[Begin Data excerpts]

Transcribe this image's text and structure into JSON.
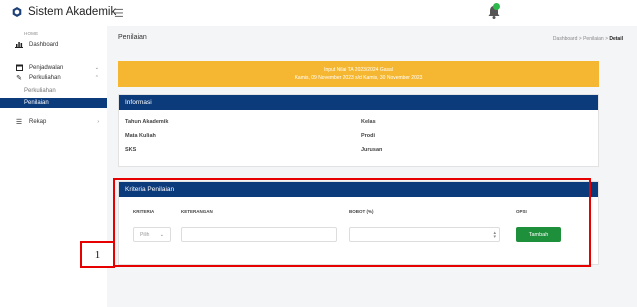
{
  "app": {
    "title": "Sistem Akademik"
  },
  "sidebar": {
    "home_label": "HOME",
    "items": [
      {
        "label": "Dashboard",
        "icon": "bar-chart-icon"
      },
      {
        "label": "Penjadwalan",
        "icon": "calendar-icon"
      },
      {
        "label": "Perkuliahan",
        "icon": "pencil-icon"
      },
      {
        "label": "Rekap",
        "icon": "list-icon"
      }
    ],
    "sub_items": [
      {
        "label": "Perkuliahan",
        "active": false
      },
      {
        "label": "Penilaian",
        "active": true
      }
    ]
  },
  "page": {
    "title": "Penilaian",
    "breadcrumb": [
      "Dashboard",
      "Penilaian",
      "Detail"
    ]
  },
  "alert": {
    "line1": "Input Nilai TA 2023/2024 Gasal",
    "line2": "Kamis, 09 November 2023 s/d Kamis, 30 November 2023",
    "color": "#f5b731"
  },
  "info": {
    "header": "Informasi",
    "labels": [
      "Tahun Akademik",
      "Mata Kuliah",
      "SKS",
      "Kelas",
      "Prodi",
      "Jurusan"
    ]
  },
  "kriteria": {
    "header": "Kriteria Penilaian",
    "columns": [
      "KRITERIA",
      "KETERANGAN",
      "BOBOT (%)",
      "OPSI"
    ],
    "select_placeholder": "Pilih",
    "add_button": "Tambah"
  },
  "annotation": {
    "label": "1"
  },
  "colors": {
    "primary": "#0c3b7c",
    "warning": "#f5b731",
    "success": "#1e8f3a",
    "annotation": "#e60000"
  }
}
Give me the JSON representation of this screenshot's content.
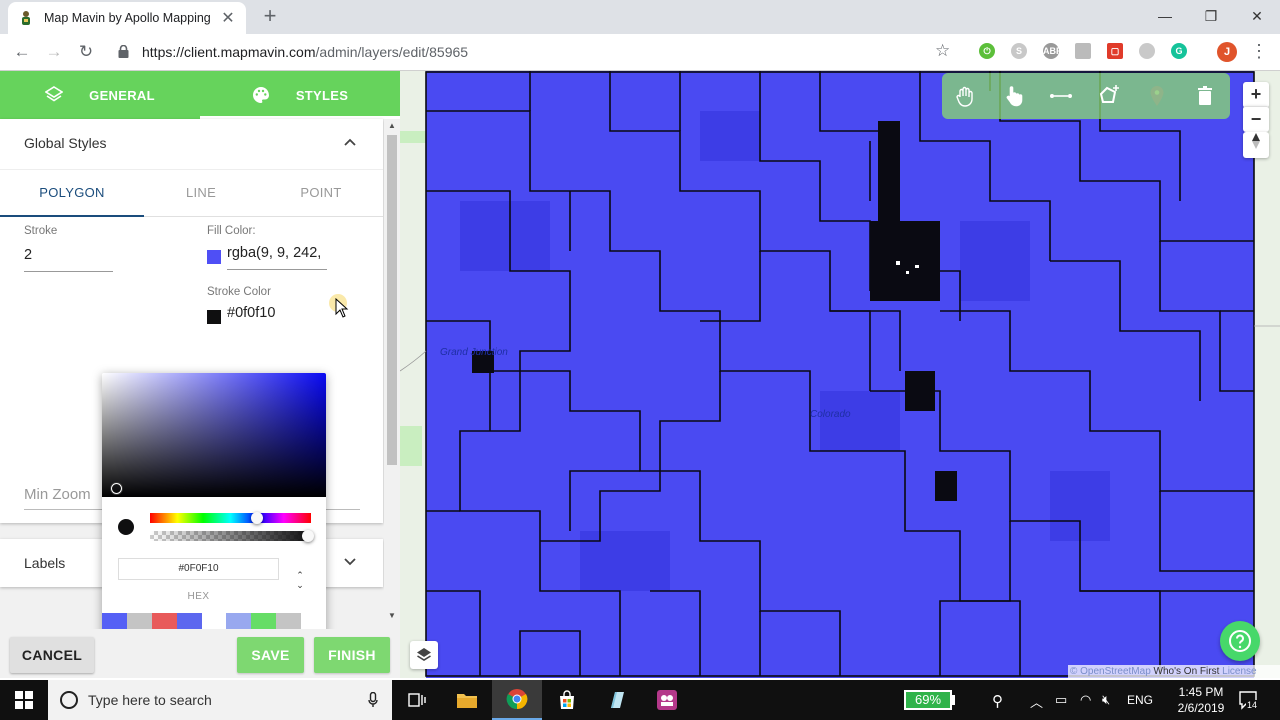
{
  "browser": {
    "tab_title": "Map Mavin by Apollo Mapping",
    "url_host": "https://client.mapmavin.com",
    "url_path": "/admin/layers/edit/85965",
    "profile_initial": "J"
  },
  "panel": {
    "tabs": [
      {
        "label": "GENERAL",
        "icon": "layers-icon"
      },
      {
        "label": "STYLES",
        "icon": "palette-icon",
        "active": true
      }
    ],
    "global_styles": {
      "title": "Global Styles",
      "expanded": true,
      "subtabs": [
        "POLYGON",
        "LINE",
        "POINT"
      ],
      "active_subtab": "POLYGON",
      "stroke_label": "Stroke",
      "stroke_value": "2",
      "fill_label": "Fill Color:",
      "fill_value": "rgba(9, 9, 242,",
      "fill_swatch": "#4f4ff5",
      "stroke_color_label": "Stroke Color",
      "stroke_color_value": "#0f0f10",
      "stroke_swatch": "#0f0f10",
      "min_zoom_label": "Min Zoom",
      "min_zoom_paren": ")"
    },
    "labels_section": {
      "title": "Labels",
      "expanded": false
    },
    "buttons": {
      "cancel": "CANCEL",
      "save": "SAVE",
      "finish": "FINISH"
    }
  },
  "color_picker": {
    "hex_value": "#0F0F10",
    "mode_label": "HEX",
    "hue_color": "#0909f2",
    "current_color": "#0f0f10",
    "presets": [
      "#5560f5",
      "#c4c4c4",
      "#e85a5a",
      "#5c67ef",
      "#ffffff",
      "#98a8ef",
      "#66dd66",
      "#c4c4c4",
      "#ffffff"
    ]
  },
  "map": {
    "fill_color": "#4a4af2",
    "labels": [
      "Grand Junction",
      "Colorado"
    ],
    "attribution": {
      "prefix": "©",
      "osm": "OpenStreetMap",
      "wof": "Who's On First",
      "license": "License"
    },
    "zoom_in": "+",
    "zoom_out": "−",
    "draw_tools": [
      "pan-hand-icon",
      "select-pointer-icon",
      "draw-line-icon",
      "draw-polygon-icon",
      "draw-marker-icon",
      "delete-trash-icon"
    ]
  },
  "taskbar": {
    "search_placeholder": "Type here to search",
    "battery": "69%",
    "language": "ENG",
    "time": "1:45 PM",
    "date": "2/6/2019",
    "notification_count": "14"
  }
}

[End Data excerpts]

**Problem requirements:** Without including any pictures, print all of the material exactly as given.

**Result below:**
Transcribe this image's text and structure into JSON.
{
  "app": {
    "title": "Sistem Akademik"
  },
  "sidebar": {
    "home_label": "HOME",
    "items": [
      {
        "label": "Dashboard",
        "icon": "bar-chart-icon"
      },
      {
        "label": "Penjadwalan",
        "icon": "calendar-icon"
      },
      {
        "label": "Perkuliahan",
        "icon": "pencil-icon"
      },
      {
        "label": "Rekap",
        "icon": "list-icon"
      }
    ],
    "sub_items": [
      {
        "label": "Perkuliahan",
        "active": false
      },
      {
        "label": "Penilaian",
        "active": true
      }
    ]
  },
  "page": {
    "title": "Penilaian",
    "breadcrumb": [
      "Dashboard",
      "Penilaian",
      "Detail"
    ]
  },
  "alert": {
    "line1": "Input Nilai TA 2023/2024 Gasal",
    "line2": "Kamis, 09 November 2023 s/d Kamis, 30 November 2023",
    "color": "#f5b731"
  },
  "info": {
    "header": "Informasi",
    "labels": [
      "Tahun Akademik",
      "Mata Kuliah",
      "SKS",
      "Kelas",
      "Prodi",
      "Jurusan"
    ]
  },
  "kriteria": {
    "header": "Kriteria Penilaian",
    "columns": [
      "KRITERIA",
      "KETERANGAN",
      "BOBOT (%)",
      "OPSI"
    ],
    "select_placeholder": "Pilih",
    "add_button": "Tambah"
  },
  "annotation": {
    "label": "1"
  },
  "colors": {
    "primary": "#0c3b7c",
    "warning": "#f5b731",
    "success": "#1e8f3a",
    "annotation": "#e60000"
  }
}
Give me the JSON representation of this screenshot's content.
{
  "browser": {
    "tab_title": "Map Mavin by Apollo Mapping",
    "url_host": "https://client.mapmavin.com",
    "url_path": "/admin/layers/edit/85965",
    "profile_initial": "J"
  },
  "panel": {
    "tabs": [
      {
        "label": "GENERAL",
        "icon": "layers-icon"
      },
      {
        "label": "STYLES",
        "icon": "palette-icon",
        "active": true
      }
    ],
    "global_styles": {
      "title": "Global Styles",
      "expanded": true,
      "subtabs": [
        "POLYGON",
        "LINE",
        "POINT"
      ],
      "active_subtab": "POLYGON",
      "stroke_label": "Stroke",
      "stroke_value": "2",
      "fill_label": "Fill Color:",
      "fill_value": "rgba(9, 9, 242,",
      "fill_swatch": "#4f4ff5",
      "stroke_color_label": "Stroke Color",
      "stroke_color_value": "#0f0f10",
      "stroke_swatch": "#0f0f10",
      "min_zoom_label": "Min Zoom",
      "min_zoom_paren": ")"
    },
    "labels_section": {
      "title": "Labels",
      "expanded": false
    },
    "buttons": {
      "cancel": "CANCEL",
      "save": "SAVE",
      "finish": "FINISH"
    }
  },
  "color_picker": {
    "hex_value": "#0F0F10",
    "mode_label": "HEX",
    "hue_color": "#0909f2",
    "current_color": "#0f0f10",
    "presets": [
      "#5560f5",
      "#c4c4c4",
      "#e85a5a",
      "#5c67ef",
      "#ffffff",
      "#98a8ef",
      "#66dd66",
      "#c4c4c4",
      "#ffffff"
    ]
  },
  "map": {
    "fill_color": "#4a4af2",
    "labels": [
      "Grand Junction",
      "Colorado"
    ],
    "attribution": {
      "prefix": "©",
      "osm": "OpenStreetMap",
      "wof": "Who's On First",
      "license": "License"
    },
    "zoom_in": "+",
    "zoom_out": "−",
    "draw_tools": [
      "pan-hand-icon",
      "select-pointer-icon",
      "draw-line-icon",
      "draw-polygon-icon",
      "draw-marker-icon",
      "delete-trash-icon"
    ]
  },
  "taskbar": {
    "search_placeholder": "Type here to search",
    "battery": "69%",
    "language": "ENG",
    "time": "1:45 PM",
    "date": "2/6/2019",
    "notification_count": "14"
  }
}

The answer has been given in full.